-- begin Supplied data --
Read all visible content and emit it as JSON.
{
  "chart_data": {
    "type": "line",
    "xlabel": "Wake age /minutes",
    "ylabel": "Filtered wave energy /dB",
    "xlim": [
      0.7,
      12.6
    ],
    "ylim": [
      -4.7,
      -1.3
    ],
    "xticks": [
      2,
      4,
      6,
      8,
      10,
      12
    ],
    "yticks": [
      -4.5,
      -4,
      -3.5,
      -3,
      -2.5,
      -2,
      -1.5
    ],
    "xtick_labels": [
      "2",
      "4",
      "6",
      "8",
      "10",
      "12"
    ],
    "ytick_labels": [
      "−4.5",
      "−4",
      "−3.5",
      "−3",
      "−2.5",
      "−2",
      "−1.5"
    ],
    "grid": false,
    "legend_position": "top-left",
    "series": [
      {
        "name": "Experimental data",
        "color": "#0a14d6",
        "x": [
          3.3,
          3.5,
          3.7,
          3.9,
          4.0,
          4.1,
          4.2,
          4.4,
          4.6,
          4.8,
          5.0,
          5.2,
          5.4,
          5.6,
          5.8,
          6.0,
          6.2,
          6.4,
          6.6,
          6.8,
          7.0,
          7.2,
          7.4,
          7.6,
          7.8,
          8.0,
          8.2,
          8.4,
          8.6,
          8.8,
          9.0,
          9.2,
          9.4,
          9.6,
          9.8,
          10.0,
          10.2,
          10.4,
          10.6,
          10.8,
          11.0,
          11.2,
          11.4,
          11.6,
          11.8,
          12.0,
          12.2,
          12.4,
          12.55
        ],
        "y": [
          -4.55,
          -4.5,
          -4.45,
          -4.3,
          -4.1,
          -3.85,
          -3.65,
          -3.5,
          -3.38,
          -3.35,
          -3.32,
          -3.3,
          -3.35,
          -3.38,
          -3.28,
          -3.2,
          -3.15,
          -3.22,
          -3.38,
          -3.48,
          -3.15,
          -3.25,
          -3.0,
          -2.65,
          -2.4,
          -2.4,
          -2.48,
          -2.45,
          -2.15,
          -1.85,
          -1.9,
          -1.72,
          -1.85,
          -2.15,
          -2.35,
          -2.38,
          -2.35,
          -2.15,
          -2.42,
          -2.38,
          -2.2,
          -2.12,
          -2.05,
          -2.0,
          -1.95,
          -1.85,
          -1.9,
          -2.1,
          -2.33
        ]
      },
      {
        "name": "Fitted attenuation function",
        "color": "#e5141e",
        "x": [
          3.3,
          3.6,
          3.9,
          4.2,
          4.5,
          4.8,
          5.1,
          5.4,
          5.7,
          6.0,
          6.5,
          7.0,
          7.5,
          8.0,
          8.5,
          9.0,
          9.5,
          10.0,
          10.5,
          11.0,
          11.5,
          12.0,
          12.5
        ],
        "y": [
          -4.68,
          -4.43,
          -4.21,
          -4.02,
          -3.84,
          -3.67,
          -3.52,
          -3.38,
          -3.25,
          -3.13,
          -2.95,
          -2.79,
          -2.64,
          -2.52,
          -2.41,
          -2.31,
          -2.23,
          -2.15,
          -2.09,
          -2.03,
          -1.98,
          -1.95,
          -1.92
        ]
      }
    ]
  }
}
-- end Supplied data --
(Objective) Extract all of the material exactly as it is written.

(Result below)
Read all visible content and emit it as JSON.
{
  "chart_data": {
    "type": "line",
    "xlabel": "Wake age /minutes",
    "ylabel": "Filtered wave energy /dB",
    "xlim": [
      0.7,
      12.6
    ],
    "ylim": [
      -4.7,
      -1.3
    ],
    "xticks": [
      2,
      4,
      6,
      8,
      10,
      12
    ],
    "yticks": [
      -4.5,
      -4,
      -3.5,
      -3,
      -2.5,
      -2,
      -1.5
    ],
    "xtick_labels": [
      "2",
      "4",
      "6",
      "8",
      "10",
      "12"
    ],
    "ytick_labels": [
      "−4.5",
      "−4",
      "−3.5",
      "−3",
      "−2.5",
      "−2",
      "−1.5"
    ],
    "grid": false,
    "legend_position": "top-left",
    "series": [
      {
        "name": "Experimental data",
        "color": "#0a14d6",
        "x": [
          3.3,
          3.5,
          3.7,
          3.9,
          4.0,
          4.1,
          4.2,
          4.4,
          4.6,
          4.8,
          5.0,
          5.2,
          5.4,
          5.6,
          5.8,
          6.0,
          6.2,
          6.4,
          6.6,
          6.8,
          7.0,
          7.2,
          7.4,
          7.6,
          7.8,
          8.0,
          8.2,
          8.4,
          8.6,
          8.8,
          9.0,
          9.2,
          9.4,
          9.6,
          9.8,
          10.0,
          10.2,
          10.4,
          10.6,
          10.8,
          11.0,
          11.2,
          11.4,
          11.6,
          11.8,
          12.0,
          12.2,
          12.4,
          12.55
        ],
        "y": [
          -4.55,
          -4.5,
          -4.45,
          -4.3,
          -4.1,
          -3.85,
          -3.65,
          -3.5,
          -3.38,
          -3.35,
          -3.32,
          -3.3,
          -3.35,
          -3.38,
          -3.28,
          -3.2,
          -3.15,
          -3.22,
          -3.38,
          -3.48,
          -3.15,
          -3.25,
          -3.0,
          -2.65,
          -2.4,
          -2.4,
          -2.48,
          -2.45,
          -2.15,
          -1.85,
          -1.9,
          -1.72,
          -1.85,
          -2.15,
          -2.35,
          -2.38,
          -2.35,
          -2.15,
          -2.42,
          -2.38,
          -2.2,
          -2.12,
          -2.05,
          -2.0,
          -1.95,
          -1.85,
          -1.9,
          -2.1,
          -2.33
        ]
      },
      {
        "name": "Fitted attenuation function",
        "color": "#e5141e",
        "x": [
          3.3,
          3.6,
          3.9,
          4.2,
          4.5,
          4.8,
          5.1,
          5.4,
          5.7,
          6.0,
          6.5,
          7.0,
          7.5,
          8.0,
          8.5,
          9.0,
          9.5,
          10.0,
          10.5,
          11.0,
          11.5,
          12.0,
          12.5
        ],
        "y": [
          -4.68,
          -4.43,
          -4.21,
          -4.02,
          -3.84,
          -3.67,
          -3.52,
          -3.38,
          -3.25,
          -3.13,
          -2.95,
          -2.79,
          -2.64,
          -2.52,
          -2.41,
          -2.31,
          -2.23,
          -2.15,
          -2.09,
          -2.03,
          -1.98,
          -1.95,
          -1.92
        ]
      }
    ]
  }
}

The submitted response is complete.